• **Set exercise**: Render the records as a JSON list of strings, starting with their first line and going on through the line containing "line-legend-callout xyxy=(222,328,382,352)". Give one string per line and leave out blank lines.

• **Task inputs**:
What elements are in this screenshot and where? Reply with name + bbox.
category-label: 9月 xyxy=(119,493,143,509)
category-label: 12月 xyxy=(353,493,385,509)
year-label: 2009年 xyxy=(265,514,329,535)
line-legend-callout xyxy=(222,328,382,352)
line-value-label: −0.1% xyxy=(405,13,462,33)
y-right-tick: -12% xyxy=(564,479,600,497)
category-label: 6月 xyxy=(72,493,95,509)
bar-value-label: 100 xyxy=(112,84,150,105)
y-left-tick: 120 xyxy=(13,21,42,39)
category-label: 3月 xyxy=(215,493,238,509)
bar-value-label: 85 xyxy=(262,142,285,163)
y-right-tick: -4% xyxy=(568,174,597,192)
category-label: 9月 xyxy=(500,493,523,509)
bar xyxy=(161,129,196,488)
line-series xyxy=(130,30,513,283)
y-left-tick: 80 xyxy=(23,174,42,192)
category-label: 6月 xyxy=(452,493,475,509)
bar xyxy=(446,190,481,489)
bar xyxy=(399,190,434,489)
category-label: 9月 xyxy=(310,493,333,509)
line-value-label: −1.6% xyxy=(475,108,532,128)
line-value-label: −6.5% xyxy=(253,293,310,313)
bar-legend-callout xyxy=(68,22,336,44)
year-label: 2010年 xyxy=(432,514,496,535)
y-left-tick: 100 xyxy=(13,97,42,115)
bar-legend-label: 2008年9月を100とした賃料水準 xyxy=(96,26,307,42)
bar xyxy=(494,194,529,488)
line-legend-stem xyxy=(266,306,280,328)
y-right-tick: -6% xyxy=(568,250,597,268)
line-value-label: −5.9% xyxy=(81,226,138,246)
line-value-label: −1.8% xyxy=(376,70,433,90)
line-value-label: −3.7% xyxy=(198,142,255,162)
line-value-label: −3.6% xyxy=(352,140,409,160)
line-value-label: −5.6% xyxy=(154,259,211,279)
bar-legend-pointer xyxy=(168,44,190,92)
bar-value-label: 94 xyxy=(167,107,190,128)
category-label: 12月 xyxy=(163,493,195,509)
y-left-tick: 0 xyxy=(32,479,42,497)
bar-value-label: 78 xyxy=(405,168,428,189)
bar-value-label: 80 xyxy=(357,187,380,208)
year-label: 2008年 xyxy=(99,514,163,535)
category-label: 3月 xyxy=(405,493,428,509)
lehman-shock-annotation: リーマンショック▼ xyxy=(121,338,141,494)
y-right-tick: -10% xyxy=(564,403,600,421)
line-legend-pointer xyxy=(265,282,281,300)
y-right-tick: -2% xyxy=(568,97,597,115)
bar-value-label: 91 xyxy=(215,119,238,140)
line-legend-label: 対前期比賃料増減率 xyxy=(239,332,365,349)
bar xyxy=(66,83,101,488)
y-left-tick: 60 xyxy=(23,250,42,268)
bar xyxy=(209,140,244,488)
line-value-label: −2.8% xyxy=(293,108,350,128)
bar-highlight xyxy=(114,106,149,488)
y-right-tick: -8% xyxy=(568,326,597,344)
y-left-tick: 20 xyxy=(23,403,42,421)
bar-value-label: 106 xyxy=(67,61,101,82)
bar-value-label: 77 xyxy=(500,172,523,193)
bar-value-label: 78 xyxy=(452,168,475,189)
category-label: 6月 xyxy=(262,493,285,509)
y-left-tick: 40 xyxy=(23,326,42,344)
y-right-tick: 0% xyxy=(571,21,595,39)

• **Answer below**:
[
  "What elements are in this screenshot and where? Reply with name + bbox.",
  "category-label: 9月 xyxy=(119,493,143,509)",
  "category-label: 12月 xyxy=(353,493,385,509)",
  "year-label: 2009年 xyxy=(265,514,329,535)",
  "line-legend-callout xyxy=(222,328,382,352)"
]